§ **Goal**:
Where a line contains the word "indicates", copy that line in full.

§ **Items**:
· · ·

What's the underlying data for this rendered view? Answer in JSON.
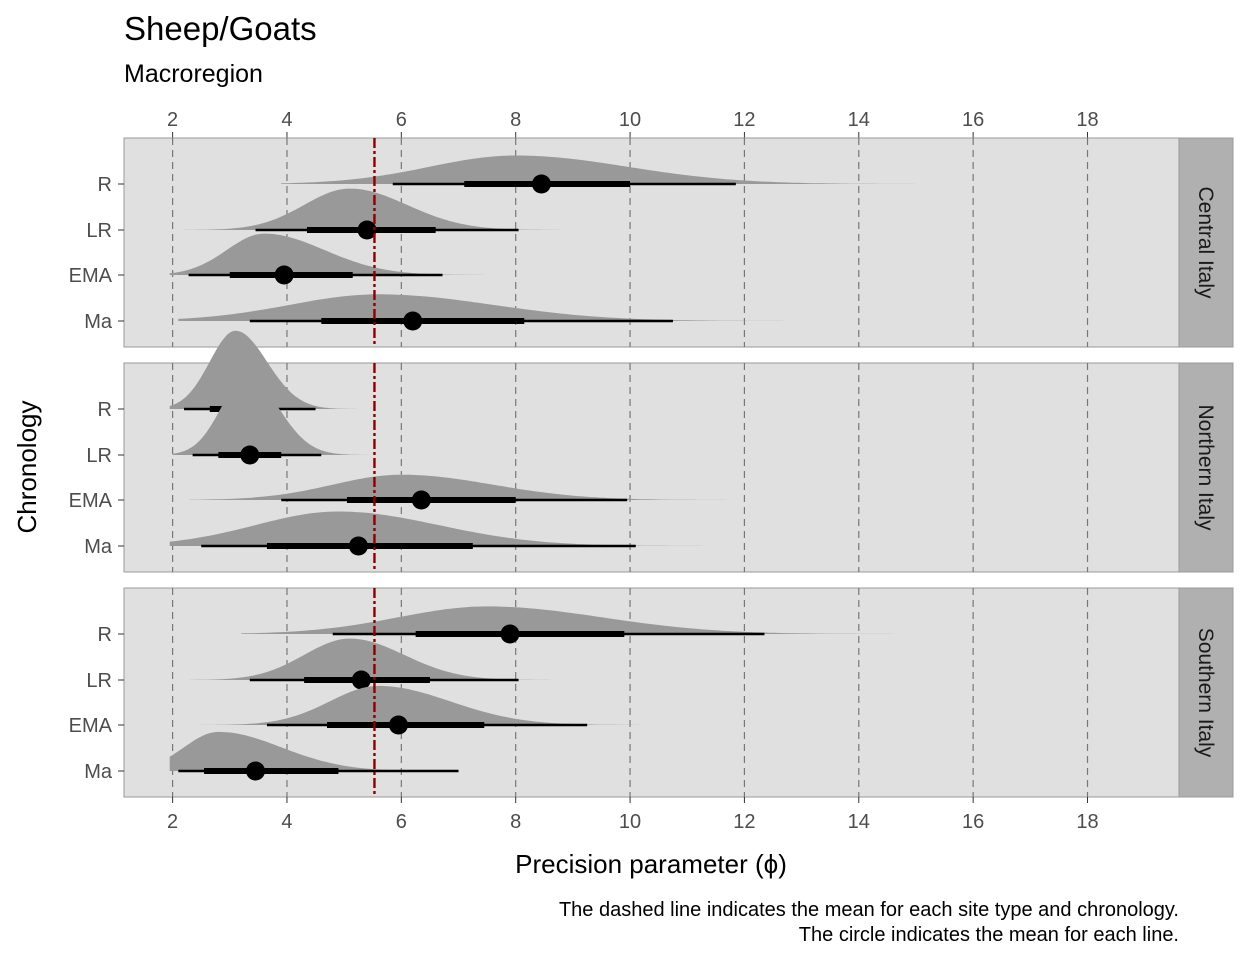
{
  "chart_data": {
    "type": "halfeye",
    "title": "Sheep/Goats",
    "subtitle": "Macroregion",
    "xlabel": "Precision parameter (ϕ)",
    "ylabel": "Chronology",
    "caption": [
      "The dashed line indicates the mean for each site type and chronology.",
      "The circle indicates the mean for each line."
    ],
    "xlim": [
      1.15,
      19.6
    ],
    "xticks": [
      2,
      4,
      6,
      8,
      10,
      12,
      14,
      16,
      18
    ],
    "reference_line": 5.53,
    "colors": {
      "panel_bg": "#e0e0e0",
      "strip_bg": "#b0b0b0",
      "density": "#999999",
      "interval": "#000000",
      "reference_line": "#8b0000",
      "grid": "#777777"
    },
    "panels": [
      {
        "name": "Central Italy",
        "rows": [
          {
            "label": "R",
            "mean": 8.45,
            "inner": [
              7.1,
              10.0
            ],
            "outer": [
              5.85,
              11.85
            ],
            "density": {
              "min": 3.9,
              "mode": 8.0,
              "max": 15.6,
              "sd_left": 1.5,
              "sd_right": 1.95,
              "height": 0.62
            }
          },
          {
            "label": "LR",
            "mean": 5.4,
            "inner": [
              4.35,
              6.6
            ],
            "outer": [
              3.45,
              8.05
            ],
            "density": {
              "min": 2.2,
              "mode": 5.1,
              "max": 11.0,
              "sd_left": 0.8,
              "sd_right": 1.0,
              "height": 0.9
            }
          },
          {
            "label": "EMA",
            "mean": 3.95,
            "inner": [
              3.0,
              5.15
            ],
            "outer": [
              2.28,
              6.72
            ],
            "density": {
              "min": 1.95,
              "mode": 3.6,
              "max": 10.0,
              "sd_left": 0.65,
              "sd_right": 1.05,
              "height": 0.9
            }
          },
          {
            "label": "Ma",
            "mean": 6.2,
            "inner": [
              4.6,
              8.15
            ],
            "outer": [
              3.35,
              10.75
            ],
            "density": {
              "min": 2.1,
              "mode": 5.6,
              "max": 15.5,
              "sd_left": 1.55,
              "sd_right": 2.0,
              "height": 0.58
            }
          }
        ]
      },
      {
        "name": "Northern Italy",
        "rows": [
          {
            "label": "R",
            "mean": 3.15,
            "inner": [
              2.65,
              3.75
            ],
            "outer": [
              2.2,
              4.5
            ],
            "density": {
              "min": 1.95,
              "mode": 3.1,
              "max": 5.7,
              "sd_left": 0.45,
              "sd_right": 0.55,
              "height": 1.7
            }
          },
          {
            "label": "LR",
            "mean": 3.35,
            "inner": [
              2.8,
              3.9
            ],
            "outer": [
              2.35,
              4.6
            ],
            "density": {
              "min": 2.0,
              "mode": 3.3,
              "max": 6.0,
              "sd_left": 0.45,
              "sd_right": 0.55,
              "height": 1.7
            }
          },
          {
            "label": "EMA",
            "mean": 6.35,
            "inner": [
              5.05,
              8.0
            ],
            "outer": [
              3.9,
              9.95
            ],
            "density": {
              "min": 2.3,
              "mode": 6.0,
              "max": 13.1,
              "sd_left": 1.2,
              "sd_right": 1.6,
              "height": 0.55
            }
          },
          {
            "label": "Ma",
            "mean": 5.25,
            "inner": [
              3.65,
              7.25
            ],
            "outer": [
              2.5,
              10.1
            ],
            "density": {
              "min": 1.95,
              "mode": 4.9,
              "max": 14.3,
              "sd_left": 1.45,
              "sd_right": 1.75,
              "height": 0.75
            }
          }
        ]
      },
      {
        "name": "Southern Italy",
        "rows": [
          {
            "label": "R",
            "mean": 7.9,
            "inner": [
              6.25,
              9.9
            ],
            "outer": [
              4.8,
              12.35
            ],
            "density": {
              "min": 3.2,
              "mode": 7.5,
              "max": 16.0,
              "sd_left": 1.55,
              "sd_right": 2.0,
              "height": 0.6
            }
          },
          {
            "label": "LR",
            "mean": 5.3,
            "inner": [
              4.3,
              6.5
            ],
            "outer": [
              3.35,
              8.05
            ],
            "density": {
              "min": 2.3,
              "mode": 5.1,
              "max": 10.9,
              "sd_left": 0.8,
              "sd_right": 0.95,
              "height": 0.9
            }
          },
          {
            "label": "EMA",
            "mean": 5.95,
            "inner": [
              4.7,
              7.45
            ],
            "outer": [
              3.65,
              9.25
            ],
            "density": {
              "min": 2.4,
              "mode": 5.6,
              "max": 11.9,
              "sd_left": 0.85,
              "sd_right": 1.25,
              "height": 0.85
            }
          },
          {
            "label": "Ma",
            "mean": 3.45,
            "inner": [
              2.55,
              4.9
            ],
            "outer": [
              2.1,
              7.0
            ],
            "density": {
              "min": 1.95,
              "mode": 2.8,
              "max": 10.0,
              "sd_left": 0.6,
              "sd_right": 1.1,
              "height": 0.85
            }
          }
        ]
      }
    ]
  }
}
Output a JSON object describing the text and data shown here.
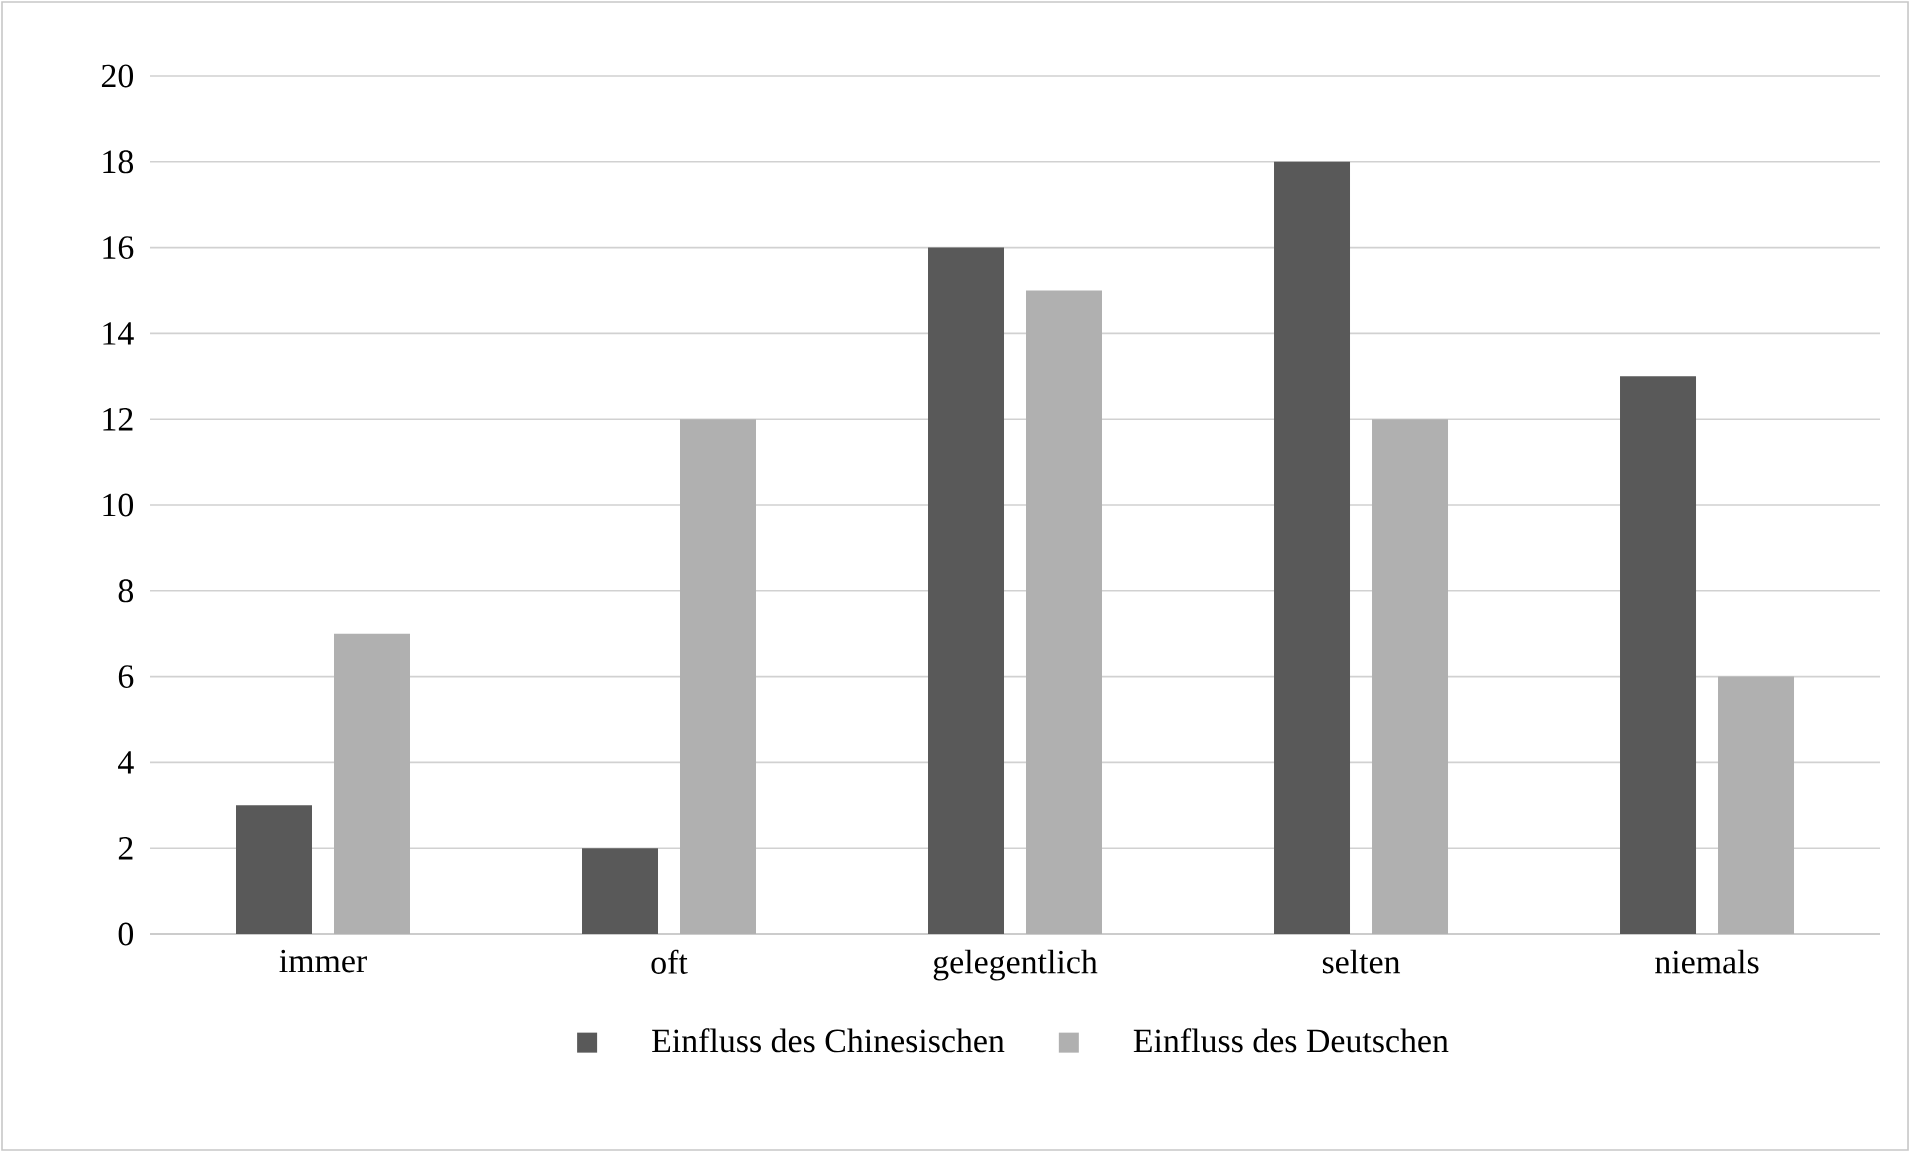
{
  "chart_data": {
    "type": "bar",
    "categories": [
      "immer",
      "oft",
      "gelegentlich",
      "selten",
      "niemals"
    ],
    "series": [
      {
        "name": "Einfluss des Chinesischen",
        "color": "#595959",
        "values": [
          3,
          2,
          16,
          18,
          13
        ]
      },
      {
        "name": "Einfluss des Deutschen",
        "color": "#b0b0b0",
        "values": [
          7,
          12,
          15,
          12,
          6
        ]
      }
    ],
    "ylim": [
      0,
      20
    ],
    "yticks": [
      0,
      2,
      4,
      6,
      8,
      10,
      12,
      14,
      16,
      18,
      20
    ],
    "grid": "y",
    "legend": "bottom"
  }
}
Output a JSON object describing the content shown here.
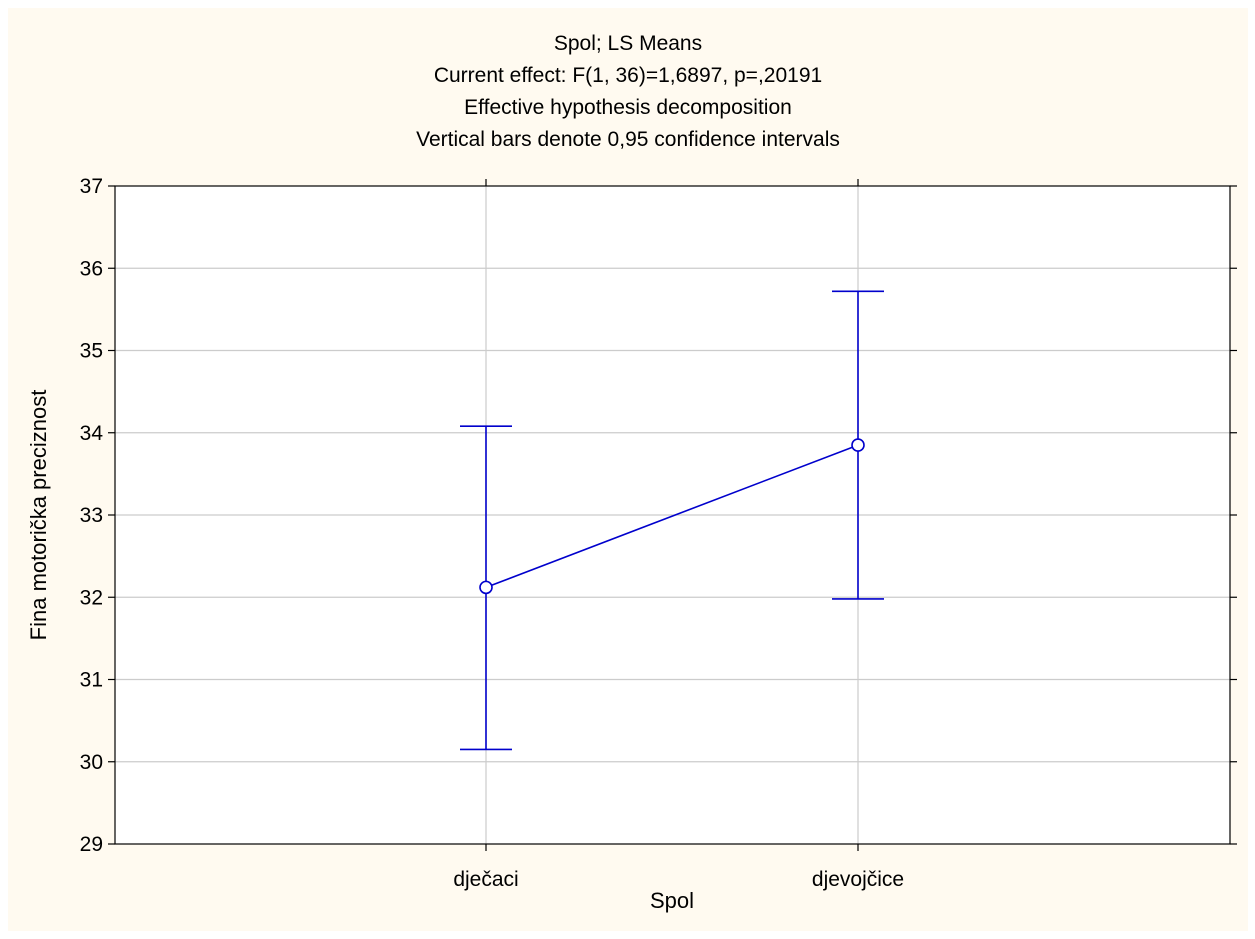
{
  "colors": {
    "background": "#fffaf0",
    "plot_background": "#ffffff",
    "grid": "#cccccc",
    "axis": "#000000",
    "series": "#0000cc"
  },
  "chart_data": {
    "type": "line",
    "title_lines": [
      "Spol; LS Means",
      "Current effect: F(1, 36)=1,6897, p=,20191",
      "Effective hypothesis decomposition",
      "Vertical bars denote 0,95 confidence intervals"
    ],
    "xlabel": "Spol",
    "ylabel": "Fina motorička preciznost",
    "categories": [
      "dječaci",
      "djevojčice"
    ],
    "series": [
      {
        "values": [
          32.12,
          33.85
        ],
        "ci_lower": [
          30.15,
          31.98
        ],
        "ci_upper": [
          34.08,
          35.72
        ]
      }
    ],
    "ylim": [
      29,
      37
    ],
    "yticks": [
      "29",
      "30",
      "31",
      "32",
      "33",
      "34",
      "35",
      "36",
      "37"
    ],
    "grid": true,
    "marker": "circle-open"
  }
}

· · ·

§ **Exercise result**:
      "The dashed line indicates the mean for each site type and chronology.",
      "The circle indicates the mean for each line."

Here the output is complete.